■ Instructions for the task
Every line with the word "JSON" in it should be extracted from the data that follows.

----- Records supplied -----

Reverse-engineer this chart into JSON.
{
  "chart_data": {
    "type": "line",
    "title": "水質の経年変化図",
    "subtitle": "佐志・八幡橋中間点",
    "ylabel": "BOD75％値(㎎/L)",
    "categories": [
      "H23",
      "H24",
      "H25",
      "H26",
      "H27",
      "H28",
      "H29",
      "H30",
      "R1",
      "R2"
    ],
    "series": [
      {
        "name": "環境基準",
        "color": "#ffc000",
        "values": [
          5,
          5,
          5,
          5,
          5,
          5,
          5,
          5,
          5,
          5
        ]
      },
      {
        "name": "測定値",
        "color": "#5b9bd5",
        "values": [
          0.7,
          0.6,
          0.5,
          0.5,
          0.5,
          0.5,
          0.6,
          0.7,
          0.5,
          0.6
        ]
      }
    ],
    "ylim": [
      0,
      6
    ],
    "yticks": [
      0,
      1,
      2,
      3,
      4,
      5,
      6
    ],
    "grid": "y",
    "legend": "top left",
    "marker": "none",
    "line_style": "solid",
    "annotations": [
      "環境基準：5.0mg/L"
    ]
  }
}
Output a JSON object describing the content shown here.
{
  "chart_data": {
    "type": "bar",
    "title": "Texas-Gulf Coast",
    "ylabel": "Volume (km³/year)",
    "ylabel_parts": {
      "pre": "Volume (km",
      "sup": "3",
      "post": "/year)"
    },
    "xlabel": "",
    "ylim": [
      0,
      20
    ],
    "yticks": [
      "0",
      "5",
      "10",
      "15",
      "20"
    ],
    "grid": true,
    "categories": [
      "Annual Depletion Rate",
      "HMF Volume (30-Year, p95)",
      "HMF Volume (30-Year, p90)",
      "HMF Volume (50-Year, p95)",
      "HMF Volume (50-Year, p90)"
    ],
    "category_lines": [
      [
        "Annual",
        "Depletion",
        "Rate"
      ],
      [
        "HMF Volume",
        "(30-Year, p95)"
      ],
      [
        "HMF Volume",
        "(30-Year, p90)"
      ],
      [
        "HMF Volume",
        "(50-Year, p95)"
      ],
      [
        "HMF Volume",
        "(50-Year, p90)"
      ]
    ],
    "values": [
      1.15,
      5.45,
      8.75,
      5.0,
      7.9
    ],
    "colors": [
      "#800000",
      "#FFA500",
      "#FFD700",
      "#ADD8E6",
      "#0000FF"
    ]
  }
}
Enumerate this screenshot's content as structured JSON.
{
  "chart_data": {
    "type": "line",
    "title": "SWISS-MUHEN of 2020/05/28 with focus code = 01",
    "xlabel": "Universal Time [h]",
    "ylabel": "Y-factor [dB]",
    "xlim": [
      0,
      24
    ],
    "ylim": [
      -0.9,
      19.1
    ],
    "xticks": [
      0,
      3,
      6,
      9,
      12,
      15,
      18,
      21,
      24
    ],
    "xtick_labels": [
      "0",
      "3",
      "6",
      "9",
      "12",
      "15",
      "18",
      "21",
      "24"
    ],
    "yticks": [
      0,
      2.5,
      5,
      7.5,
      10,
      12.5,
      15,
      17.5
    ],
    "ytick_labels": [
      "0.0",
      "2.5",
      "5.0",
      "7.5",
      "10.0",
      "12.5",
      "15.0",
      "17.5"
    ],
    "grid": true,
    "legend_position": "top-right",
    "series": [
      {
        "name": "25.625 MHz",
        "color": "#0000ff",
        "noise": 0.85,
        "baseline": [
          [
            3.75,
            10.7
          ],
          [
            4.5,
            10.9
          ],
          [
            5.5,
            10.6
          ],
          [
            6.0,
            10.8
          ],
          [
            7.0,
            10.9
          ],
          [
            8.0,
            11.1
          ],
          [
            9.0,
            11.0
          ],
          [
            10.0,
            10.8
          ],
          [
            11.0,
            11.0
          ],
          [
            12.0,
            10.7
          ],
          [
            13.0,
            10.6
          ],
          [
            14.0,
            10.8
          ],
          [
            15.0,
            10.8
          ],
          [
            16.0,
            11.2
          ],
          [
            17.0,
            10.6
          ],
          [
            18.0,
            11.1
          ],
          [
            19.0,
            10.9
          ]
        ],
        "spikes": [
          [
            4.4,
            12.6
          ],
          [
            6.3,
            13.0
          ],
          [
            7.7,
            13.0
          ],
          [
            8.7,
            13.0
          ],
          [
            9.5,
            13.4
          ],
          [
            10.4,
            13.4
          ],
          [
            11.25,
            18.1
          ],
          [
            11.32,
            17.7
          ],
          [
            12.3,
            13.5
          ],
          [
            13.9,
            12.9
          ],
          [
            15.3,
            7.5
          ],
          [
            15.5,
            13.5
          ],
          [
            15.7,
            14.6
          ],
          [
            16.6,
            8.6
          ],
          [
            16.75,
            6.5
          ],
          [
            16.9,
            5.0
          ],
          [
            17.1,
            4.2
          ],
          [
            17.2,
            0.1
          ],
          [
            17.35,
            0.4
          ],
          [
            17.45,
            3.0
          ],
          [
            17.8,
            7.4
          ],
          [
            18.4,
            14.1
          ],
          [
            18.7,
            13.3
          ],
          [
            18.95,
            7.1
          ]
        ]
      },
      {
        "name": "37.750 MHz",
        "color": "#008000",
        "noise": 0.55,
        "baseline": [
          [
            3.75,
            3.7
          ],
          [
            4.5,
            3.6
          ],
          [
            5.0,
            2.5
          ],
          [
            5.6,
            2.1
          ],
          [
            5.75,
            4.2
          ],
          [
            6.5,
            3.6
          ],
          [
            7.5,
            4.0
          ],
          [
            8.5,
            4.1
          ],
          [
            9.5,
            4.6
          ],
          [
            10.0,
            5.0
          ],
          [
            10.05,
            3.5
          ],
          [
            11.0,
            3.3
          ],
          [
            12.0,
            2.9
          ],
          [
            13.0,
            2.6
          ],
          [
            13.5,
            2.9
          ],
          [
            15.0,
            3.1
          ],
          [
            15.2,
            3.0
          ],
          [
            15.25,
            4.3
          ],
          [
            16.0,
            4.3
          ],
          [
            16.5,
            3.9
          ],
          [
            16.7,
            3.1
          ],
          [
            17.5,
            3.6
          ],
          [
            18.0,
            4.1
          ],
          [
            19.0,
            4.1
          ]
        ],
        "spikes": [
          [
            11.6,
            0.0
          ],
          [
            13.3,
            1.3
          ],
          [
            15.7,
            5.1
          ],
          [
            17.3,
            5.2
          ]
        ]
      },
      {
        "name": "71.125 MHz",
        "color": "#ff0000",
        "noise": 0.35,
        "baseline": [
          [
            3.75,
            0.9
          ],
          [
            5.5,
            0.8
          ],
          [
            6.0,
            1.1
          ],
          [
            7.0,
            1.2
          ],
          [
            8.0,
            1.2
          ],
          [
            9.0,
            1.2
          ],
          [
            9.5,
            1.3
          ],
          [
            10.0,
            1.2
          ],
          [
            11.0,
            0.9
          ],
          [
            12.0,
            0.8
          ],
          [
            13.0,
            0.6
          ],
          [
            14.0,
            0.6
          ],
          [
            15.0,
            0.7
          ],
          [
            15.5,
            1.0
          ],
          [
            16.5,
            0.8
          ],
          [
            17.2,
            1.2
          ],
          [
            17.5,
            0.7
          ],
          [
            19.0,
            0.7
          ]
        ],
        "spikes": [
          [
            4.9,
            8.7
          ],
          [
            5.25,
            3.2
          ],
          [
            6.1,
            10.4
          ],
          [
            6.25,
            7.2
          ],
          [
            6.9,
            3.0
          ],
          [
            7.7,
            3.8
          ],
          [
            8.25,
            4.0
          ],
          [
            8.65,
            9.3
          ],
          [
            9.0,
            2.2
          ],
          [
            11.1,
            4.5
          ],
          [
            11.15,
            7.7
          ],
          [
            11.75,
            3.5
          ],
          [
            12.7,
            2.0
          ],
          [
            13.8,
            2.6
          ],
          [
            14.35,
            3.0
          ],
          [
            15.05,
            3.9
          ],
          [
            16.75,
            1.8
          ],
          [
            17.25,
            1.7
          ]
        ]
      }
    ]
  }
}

-----

■ Expected answer
Reverse-engineer this chart into JSON.
Output a JSON object describing the content shown here.
Enumerate this screenshot's content as structured JSON.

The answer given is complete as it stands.